***** Extrait de page *****

Lorsque nous arrivâmes, Grégoire et moi, Il errait dans sa chambre, d'un mur à l'autre, une protection dépassant allègrement de son pantalon de pyjama. Il parlait sans cesse... des borborygmes d'où parfois quelques mots compréhensibles mais incohérents s'échappaient. Mes yeux croisèrent ceux de Monsieur Parfait ; j'y lus une profonde détresse...

Aller vers Lui et l'embrasser pour lui dire bonjour me coûta... Je pris soin de rentrer mes lèvres au maximum afin d'effleurer seulement ses joues des miennes ; il se relevait d'une gastro. Il salua Grégoire ne remarquant même pas son plâtre. La Reine Mère le souligna à haute voix. Il lui répliqua de son ton acerbe, identique à celui avec lequel il s'adressait à moi, en temps normal : "mais que crois-tu ? je suis au courant !", puis il repartit dans sa découverte des murs.

Mes yeux n'étaient pas assez grands pour tout voir...

Il se mit à nous tenir un discours circonstancié sur l'ouverture de l'angle de la porte... regrettant que les électriciens n'aient pas fait leur travail correctement. Grégoire, de toute sa nonchalance d'ado, regardait par la fenêtre, les yeux dans le vague. Je souhaitais que son cerveau soit lui aussi perdu dans le vague...

*****

- **Consignes**
1: Dans le récit de la visite, que fait Grégoire pendant le discours sur l'ouverture de l'angle de la porte ?
2: Rédigez la suite du récit de la visite à partir de sa dernière phrase, s'il vous plaît.

***** Données fournies *****

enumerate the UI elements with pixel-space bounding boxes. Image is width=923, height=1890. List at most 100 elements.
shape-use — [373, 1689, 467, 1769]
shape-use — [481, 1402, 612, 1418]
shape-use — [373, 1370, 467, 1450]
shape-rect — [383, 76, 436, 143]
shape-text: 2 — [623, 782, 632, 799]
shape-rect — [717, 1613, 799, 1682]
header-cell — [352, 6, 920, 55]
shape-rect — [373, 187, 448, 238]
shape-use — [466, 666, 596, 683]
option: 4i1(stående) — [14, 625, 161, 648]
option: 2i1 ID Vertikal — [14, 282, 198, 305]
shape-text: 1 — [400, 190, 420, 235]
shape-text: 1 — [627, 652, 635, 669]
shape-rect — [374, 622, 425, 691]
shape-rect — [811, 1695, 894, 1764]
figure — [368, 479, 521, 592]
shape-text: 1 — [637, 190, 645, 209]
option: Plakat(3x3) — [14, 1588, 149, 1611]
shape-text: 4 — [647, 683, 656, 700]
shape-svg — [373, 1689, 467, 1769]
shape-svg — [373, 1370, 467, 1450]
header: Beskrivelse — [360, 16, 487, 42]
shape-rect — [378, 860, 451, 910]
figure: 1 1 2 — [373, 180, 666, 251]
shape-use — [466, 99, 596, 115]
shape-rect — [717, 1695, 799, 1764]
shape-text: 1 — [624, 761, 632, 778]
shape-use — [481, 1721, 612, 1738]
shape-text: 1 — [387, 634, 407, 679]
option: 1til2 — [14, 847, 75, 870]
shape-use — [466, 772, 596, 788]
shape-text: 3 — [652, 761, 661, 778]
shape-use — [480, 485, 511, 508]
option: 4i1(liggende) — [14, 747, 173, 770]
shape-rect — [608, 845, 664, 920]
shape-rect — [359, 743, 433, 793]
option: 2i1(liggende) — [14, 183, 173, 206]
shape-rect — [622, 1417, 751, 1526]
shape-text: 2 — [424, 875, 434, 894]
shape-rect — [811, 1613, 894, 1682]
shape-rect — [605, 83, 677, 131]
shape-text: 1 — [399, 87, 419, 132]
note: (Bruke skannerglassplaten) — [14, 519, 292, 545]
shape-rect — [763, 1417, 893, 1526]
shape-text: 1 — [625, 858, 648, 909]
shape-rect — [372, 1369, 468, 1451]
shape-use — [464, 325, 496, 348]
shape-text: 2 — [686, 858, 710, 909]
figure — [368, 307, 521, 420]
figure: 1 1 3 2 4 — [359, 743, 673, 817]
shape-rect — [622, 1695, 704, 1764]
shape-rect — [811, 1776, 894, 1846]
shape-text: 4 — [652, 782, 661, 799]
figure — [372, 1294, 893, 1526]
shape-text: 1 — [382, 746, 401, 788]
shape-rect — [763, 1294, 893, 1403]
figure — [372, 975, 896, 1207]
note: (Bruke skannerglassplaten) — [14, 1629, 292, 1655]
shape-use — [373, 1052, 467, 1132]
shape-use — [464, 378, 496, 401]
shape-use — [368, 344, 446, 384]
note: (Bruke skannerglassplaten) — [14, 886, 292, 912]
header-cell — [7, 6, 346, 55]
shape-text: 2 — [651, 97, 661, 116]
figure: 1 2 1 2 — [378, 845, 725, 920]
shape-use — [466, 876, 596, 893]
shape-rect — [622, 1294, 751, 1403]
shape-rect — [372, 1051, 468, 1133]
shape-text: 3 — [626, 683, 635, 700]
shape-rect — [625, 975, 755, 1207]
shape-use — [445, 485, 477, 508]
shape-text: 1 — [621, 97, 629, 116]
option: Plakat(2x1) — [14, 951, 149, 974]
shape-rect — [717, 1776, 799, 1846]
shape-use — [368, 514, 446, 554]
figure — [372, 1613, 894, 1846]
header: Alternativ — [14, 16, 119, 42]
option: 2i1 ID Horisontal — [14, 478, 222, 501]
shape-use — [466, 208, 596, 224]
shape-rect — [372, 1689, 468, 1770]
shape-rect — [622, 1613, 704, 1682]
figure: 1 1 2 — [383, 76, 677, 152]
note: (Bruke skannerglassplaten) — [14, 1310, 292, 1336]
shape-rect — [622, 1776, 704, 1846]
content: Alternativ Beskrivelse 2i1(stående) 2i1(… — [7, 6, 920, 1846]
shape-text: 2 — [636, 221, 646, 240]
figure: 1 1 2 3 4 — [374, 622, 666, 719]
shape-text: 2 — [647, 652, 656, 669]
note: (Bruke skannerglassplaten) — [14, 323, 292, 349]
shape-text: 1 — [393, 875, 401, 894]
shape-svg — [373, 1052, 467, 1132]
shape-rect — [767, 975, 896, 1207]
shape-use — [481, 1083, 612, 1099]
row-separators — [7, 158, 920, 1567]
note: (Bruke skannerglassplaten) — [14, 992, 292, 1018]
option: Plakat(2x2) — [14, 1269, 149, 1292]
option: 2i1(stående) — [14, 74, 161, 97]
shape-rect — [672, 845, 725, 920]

*****

- **Réponses rédigées**
1: Il regarde par la fenêtre, les yeux dans le vague.

2:
Parfois, un sourire s'esquissait sur mon visage que je tentais de réprimer autant que faire se peut. Les soupirs de la Reine Mère étaient éloquents alors que Lui, insensible à tout, continuait à aller et venir, d'une prise à l'autre, d'un angle de pièce à l'autre. Il s'arrêta et nous fixa, nous demanda si notre grand voyage s'était bien passé. Il ne nous laissa pas le temps de répondre et repartit dans un examen minutieux d'un ballotin de chocolats, déchiffrant l'étiquette tant bien que mal et en conclut que ces câbles étaient trop courts en reposant le paquet.

L'ambiance était surréaliste ; je limitais ma respiration au maximum, craignant l'éclat de rire à tout moment.

La Reine Mère décida qu'il était temps de partir. Je voyais mon calvaire prendre fin. Alors que nous nous préparions, il sortit de sa chambre et se dirigea vers une porte, au hasard. L'AMP qui se trouvait là nous expliqua que quelques heures auparavant, ils l'avaient trouvé couché dans le lit d'une autre pensionnaire, et que ça avait fait grand bruit lorsqu'elle avait voulu le ramener dans la sienne.

Alors qu'il entrait dans cette pièce, une petite grand mère en sortait... Ni une, ni deux, il l'embrassa vigoureusement, la laissant totalement coite, et nous ébahis !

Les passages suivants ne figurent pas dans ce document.